*Request*.
Find the lines that contain the word "Rita" and copy each one.
======== The input ========
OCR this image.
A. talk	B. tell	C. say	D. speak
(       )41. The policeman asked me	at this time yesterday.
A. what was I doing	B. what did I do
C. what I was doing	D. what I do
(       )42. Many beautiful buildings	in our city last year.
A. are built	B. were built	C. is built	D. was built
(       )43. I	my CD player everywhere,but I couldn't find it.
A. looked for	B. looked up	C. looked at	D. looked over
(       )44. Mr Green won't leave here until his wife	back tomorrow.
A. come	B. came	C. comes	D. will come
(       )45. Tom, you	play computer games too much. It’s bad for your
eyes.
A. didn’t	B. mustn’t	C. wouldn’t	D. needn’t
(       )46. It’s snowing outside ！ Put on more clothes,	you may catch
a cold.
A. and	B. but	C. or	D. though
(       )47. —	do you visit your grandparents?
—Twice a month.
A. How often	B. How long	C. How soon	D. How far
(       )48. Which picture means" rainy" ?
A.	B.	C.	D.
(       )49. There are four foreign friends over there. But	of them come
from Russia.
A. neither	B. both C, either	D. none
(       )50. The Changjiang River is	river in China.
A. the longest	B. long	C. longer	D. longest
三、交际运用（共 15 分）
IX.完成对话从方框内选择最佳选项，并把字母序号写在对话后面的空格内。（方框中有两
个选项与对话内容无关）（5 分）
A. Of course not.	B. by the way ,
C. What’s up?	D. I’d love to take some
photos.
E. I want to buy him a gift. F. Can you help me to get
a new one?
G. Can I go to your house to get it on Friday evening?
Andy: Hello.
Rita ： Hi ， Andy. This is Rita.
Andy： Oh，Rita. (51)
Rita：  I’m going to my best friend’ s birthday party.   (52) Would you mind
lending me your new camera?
========
======== The input ========
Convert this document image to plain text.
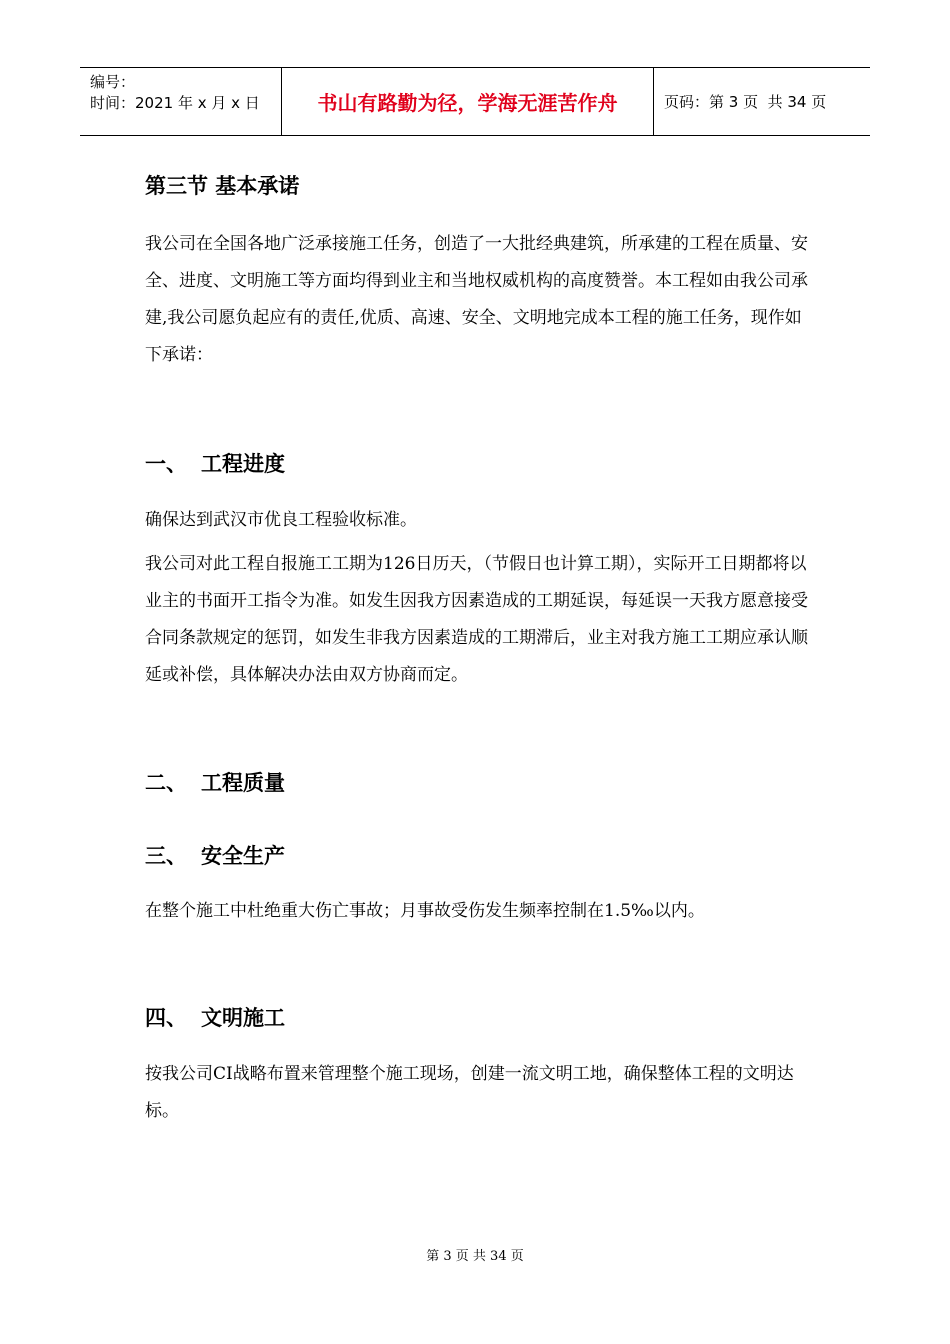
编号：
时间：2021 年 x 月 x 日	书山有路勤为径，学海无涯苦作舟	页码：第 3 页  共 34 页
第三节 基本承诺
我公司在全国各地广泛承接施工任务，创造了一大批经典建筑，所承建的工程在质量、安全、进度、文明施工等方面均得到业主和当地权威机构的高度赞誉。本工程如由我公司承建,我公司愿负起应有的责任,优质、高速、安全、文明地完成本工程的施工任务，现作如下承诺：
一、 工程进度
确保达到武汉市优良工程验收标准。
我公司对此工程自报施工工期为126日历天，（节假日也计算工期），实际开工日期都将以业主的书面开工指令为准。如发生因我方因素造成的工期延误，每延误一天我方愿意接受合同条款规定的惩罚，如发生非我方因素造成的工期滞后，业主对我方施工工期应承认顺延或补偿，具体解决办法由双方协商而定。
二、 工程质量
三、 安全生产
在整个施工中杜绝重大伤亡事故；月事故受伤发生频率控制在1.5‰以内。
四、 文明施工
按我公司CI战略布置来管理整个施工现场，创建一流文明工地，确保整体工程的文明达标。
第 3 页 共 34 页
========
*The result*.
Rita ： Hi ， Andy. This is Rita.
Andy： Oh，Rita. (51)
Rita：  I’m going to my best friend’ s birthday party.   (52) Would you mind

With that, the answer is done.